### What you will do
Reproduce exactly the span of lines beginning at the one with "Parse this screenshot: output" and ending at the last line of the data below, omitting pictures.
___ Given data ___
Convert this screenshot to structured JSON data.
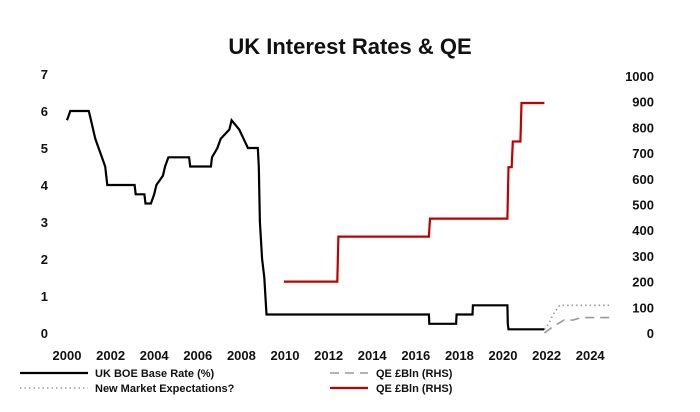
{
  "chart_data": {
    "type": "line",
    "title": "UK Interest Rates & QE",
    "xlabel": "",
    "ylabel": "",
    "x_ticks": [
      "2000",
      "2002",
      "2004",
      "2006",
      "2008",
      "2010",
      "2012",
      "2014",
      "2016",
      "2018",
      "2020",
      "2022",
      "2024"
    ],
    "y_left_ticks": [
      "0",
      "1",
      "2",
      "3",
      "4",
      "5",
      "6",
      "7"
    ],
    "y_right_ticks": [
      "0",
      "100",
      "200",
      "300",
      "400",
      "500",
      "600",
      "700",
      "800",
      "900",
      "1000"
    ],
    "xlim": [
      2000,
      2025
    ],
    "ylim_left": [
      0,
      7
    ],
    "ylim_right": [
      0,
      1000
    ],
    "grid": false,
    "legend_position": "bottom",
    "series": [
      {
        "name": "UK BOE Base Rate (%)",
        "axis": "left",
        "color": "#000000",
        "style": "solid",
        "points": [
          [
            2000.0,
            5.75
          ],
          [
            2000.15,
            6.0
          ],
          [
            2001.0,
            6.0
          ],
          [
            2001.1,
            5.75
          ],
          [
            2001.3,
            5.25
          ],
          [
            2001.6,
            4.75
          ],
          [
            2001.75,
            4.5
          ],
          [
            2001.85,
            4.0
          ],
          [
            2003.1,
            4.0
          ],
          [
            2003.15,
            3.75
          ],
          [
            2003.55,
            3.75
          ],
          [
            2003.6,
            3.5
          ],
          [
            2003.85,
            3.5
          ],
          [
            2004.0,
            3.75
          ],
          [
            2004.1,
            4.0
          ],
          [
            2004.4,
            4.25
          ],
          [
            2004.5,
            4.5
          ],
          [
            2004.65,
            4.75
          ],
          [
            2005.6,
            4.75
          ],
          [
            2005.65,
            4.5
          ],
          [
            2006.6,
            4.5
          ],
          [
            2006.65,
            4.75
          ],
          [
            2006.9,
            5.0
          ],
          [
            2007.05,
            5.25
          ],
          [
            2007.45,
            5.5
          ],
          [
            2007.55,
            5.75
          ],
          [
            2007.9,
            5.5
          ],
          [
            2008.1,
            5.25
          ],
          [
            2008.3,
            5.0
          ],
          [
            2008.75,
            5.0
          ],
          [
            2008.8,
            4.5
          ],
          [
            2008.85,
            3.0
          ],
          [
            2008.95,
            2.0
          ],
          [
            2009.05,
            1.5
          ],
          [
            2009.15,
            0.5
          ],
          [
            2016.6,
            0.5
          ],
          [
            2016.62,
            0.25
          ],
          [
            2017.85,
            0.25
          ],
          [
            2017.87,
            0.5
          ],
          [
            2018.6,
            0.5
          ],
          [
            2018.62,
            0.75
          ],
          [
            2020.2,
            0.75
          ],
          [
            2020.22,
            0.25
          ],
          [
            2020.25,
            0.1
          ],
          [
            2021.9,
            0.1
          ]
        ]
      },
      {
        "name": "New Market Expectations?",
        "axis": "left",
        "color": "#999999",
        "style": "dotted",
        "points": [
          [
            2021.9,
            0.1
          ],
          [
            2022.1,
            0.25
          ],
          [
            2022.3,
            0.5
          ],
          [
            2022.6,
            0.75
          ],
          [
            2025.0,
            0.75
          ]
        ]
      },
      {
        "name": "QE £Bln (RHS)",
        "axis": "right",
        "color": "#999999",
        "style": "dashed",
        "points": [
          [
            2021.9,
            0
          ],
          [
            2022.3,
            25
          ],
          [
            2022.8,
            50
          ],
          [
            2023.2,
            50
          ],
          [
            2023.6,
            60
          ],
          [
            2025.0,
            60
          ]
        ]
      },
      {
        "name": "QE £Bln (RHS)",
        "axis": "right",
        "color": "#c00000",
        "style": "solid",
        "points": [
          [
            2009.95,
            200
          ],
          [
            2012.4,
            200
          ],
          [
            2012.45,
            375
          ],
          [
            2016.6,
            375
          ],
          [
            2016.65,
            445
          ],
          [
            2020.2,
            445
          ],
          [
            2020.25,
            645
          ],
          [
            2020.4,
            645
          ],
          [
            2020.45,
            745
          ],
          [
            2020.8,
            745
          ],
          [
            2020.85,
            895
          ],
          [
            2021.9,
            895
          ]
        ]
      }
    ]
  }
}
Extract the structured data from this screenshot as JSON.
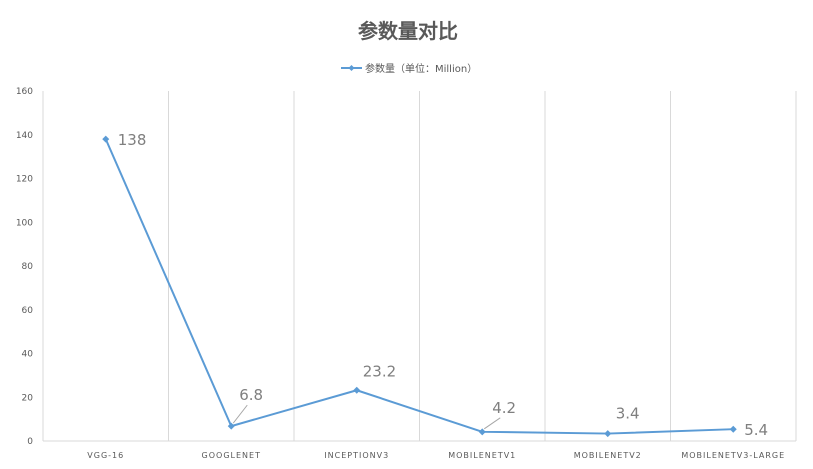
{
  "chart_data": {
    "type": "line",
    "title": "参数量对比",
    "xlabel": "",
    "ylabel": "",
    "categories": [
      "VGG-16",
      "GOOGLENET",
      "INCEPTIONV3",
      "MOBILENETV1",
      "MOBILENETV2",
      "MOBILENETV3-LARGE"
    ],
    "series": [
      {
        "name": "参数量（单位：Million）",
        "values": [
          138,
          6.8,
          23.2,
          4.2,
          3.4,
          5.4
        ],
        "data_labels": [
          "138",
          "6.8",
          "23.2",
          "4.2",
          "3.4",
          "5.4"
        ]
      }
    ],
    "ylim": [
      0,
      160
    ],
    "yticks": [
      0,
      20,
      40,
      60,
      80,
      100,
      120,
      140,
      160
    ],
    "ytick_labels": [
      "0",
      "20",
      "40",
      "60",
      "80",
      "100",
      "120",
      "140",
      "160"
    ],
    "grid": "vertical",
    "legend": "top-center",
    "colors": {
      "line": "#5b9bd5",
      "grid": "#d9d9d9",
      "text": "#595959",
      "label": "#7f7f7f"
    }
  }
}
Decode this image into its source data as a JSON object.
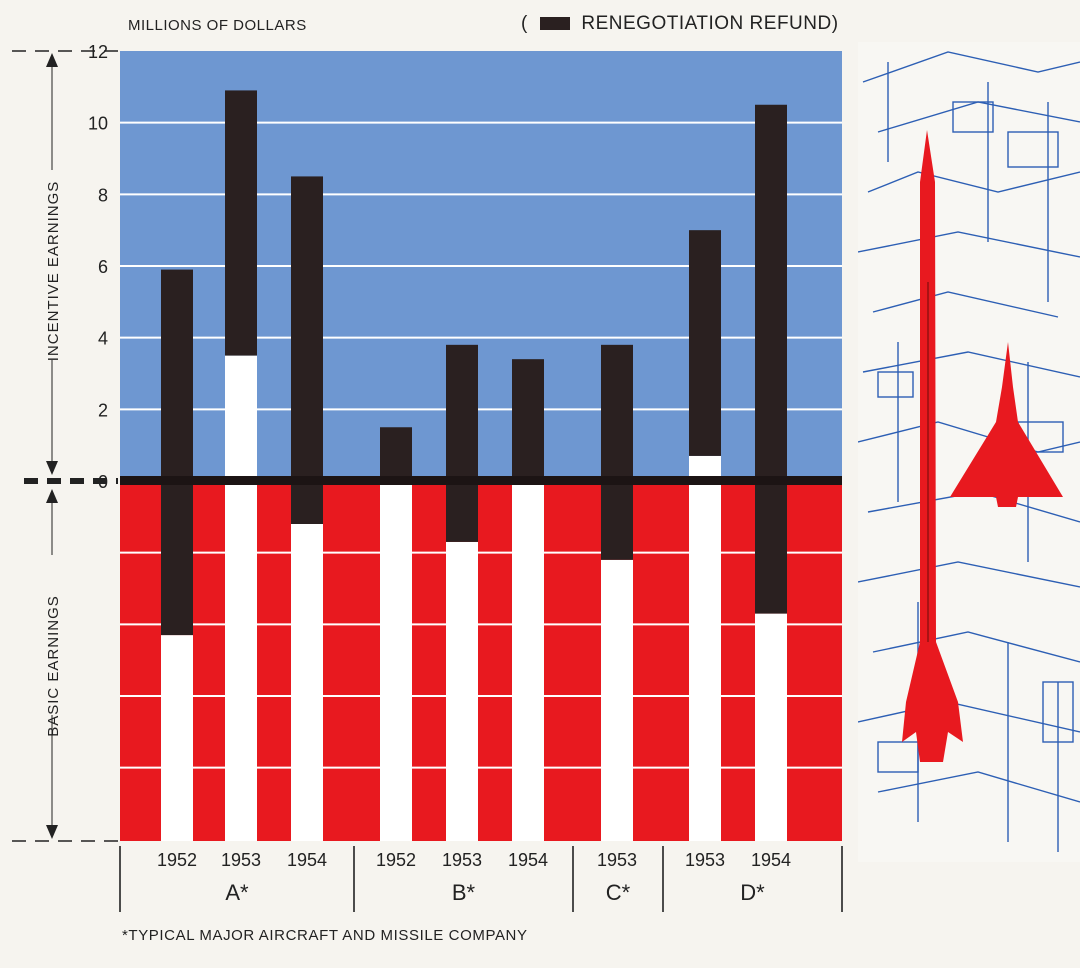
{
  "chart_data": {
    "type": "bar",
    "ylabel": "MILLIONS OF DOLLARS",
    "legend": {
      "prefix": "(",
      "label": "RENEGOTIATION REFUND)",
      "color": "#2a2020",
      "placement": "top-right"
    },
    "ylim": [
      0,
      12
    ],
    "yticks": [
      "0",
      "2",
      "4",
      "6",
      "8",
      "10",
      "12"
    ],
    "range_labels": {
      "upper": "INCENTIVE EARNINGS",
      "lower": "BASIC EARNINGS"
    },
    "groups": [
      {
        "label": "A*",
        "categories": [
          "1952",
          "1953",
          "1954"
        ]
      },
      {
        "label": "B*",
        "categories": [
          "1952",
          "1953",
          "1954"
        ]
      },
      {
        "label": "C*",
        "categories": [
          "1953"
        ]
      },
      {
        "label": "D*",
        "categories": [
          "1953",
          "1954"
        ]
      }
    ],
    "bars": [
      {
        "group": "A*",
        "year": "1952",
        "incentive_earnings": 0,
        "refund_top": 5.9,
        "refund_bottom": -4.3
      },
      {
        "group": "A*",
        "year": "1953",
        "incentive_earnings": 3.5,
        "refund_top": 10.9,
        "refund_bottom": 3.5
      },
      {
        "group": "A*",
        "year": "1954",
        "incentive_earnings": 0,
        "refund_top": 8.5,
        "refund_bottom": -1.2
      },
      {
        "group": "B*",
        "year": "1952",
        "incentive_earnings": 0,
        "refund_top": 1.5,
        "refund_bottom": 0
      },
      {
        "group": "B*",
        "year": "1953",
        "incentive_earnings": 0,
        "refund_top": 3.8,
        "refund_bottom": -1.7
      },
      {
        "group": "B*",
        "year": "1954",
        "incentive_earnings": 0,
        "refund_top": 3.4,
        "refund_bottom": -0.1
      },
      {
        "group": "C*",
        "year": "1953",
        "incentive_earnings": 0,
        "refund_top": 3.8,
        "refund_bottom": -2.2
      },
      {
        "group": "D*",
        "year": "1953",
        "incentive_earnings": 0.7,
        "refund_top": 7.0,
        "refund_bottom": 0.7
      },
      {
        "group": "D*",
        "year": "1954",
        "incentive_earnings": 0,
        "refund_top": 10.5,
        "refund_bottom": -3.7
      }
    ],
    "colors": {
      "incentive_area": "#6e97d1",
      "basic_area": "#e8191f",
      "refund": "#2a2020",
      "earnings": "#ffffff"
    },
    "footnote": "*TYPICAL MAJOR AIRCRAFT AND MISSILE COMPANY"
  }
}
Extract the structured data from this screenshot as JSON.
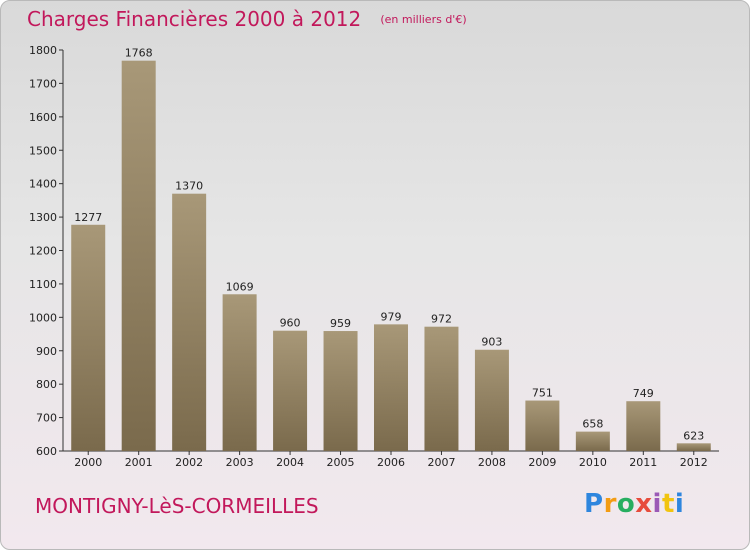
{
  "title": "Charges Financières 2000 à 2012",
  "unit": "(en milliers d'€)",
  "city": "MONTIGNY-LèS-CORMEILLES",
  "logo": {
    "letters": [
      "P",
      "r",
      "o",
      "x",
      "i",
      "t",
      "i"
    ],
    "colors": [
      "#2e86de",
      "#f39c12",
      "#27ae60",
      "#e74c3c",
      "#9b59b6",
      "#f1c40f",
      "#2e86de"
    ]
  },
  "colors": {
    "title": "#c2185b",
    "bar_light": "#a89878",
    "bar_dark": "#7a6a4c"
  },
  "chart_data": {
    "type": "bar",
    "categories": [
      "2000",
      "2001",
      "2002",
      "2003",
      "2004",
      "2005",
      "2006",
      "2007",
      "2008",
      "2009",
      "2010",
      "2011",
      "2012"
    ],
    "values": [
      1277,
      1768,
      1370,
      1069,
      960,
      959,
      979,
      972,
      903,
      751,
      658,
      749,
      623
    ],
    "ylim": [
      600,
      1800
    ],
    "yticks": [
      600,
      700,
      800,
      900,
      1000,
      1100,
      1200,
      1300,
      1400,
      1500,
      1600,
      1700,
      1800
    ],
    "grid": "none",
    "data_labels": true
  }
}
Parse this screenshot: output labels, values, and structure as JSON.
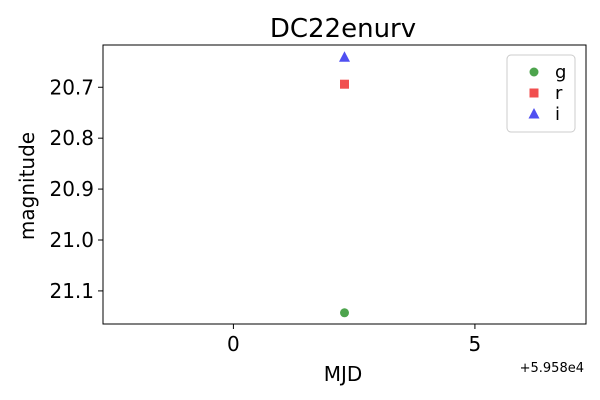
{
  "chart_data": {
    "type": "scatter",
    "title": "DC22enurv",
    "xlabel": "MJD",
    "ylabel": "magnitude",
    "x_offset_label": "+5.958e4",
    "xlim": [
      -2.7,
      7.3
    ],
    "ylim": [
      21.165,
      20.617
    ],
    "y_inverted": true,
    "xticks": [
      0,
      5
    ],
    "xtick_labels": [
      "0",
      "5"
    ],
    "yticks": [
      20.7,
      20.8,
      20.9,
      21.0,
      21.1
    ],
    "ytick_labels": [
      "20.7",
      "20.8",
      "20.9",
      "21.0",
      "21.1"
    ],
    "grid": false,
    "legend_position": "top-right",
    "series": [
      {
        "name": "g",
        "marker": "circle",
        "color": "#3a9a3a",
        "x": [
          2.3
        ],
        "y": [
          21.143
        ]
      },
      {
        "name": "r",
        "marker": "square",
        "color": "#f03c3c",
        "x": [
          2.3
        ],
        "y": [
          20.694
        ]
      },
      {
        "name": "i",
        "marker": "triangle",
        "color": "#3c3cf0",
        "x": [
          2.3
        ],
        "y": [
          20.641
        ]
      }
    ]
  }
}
___
### Reply
Parse this screenshot: output labels, values, and structure as JSON.
{
  "chart_data": {
    "type": "scatter",
    "title": "DC22enurv",
    "xlabel": "MJD",
    "ylabel": "magnitude",
    "x_offset_label": "+5.958e4",
    "xlim": [
      -2.7,
      7.3
    ],
    "ylim": [
      21.165,
      20.617
    ],
    "y_inverted": true,
    "xticks": [
      0,
      5
    ],
    "xtick_labels": [
      "0",
      "5"
    ],
    "yticks": [
      20.7,
      20.8,
      20.9,
      21.0,
      21.1
    ],
    "ytick_labels": [
      "20.7",
      "20.8",
      "20.9",
      "21.0",
      "21.1"
    ],
    "grid": false,
    "legend_position": "top-right",
    "series": [
      {
        "name": "g",
        "marker": "circle",
        "color": "#3a9a3a",
        "x": [
          2.3
        ],
        "y": [
          21.143
        ]
      },
      {
        "name": "r",
        "marker": "square",
        "color": "#f03c3c",
        "x": [
          2.3
        ],
        "y": [
          20.694
        ]
      },
      {
        "name": "i",
        "marker": "triangle",
        "color": "#3c3cf0",
        "x": [
          2.3
        ],
        "y": [
          20.641
        ]
      }
    ]
  }
}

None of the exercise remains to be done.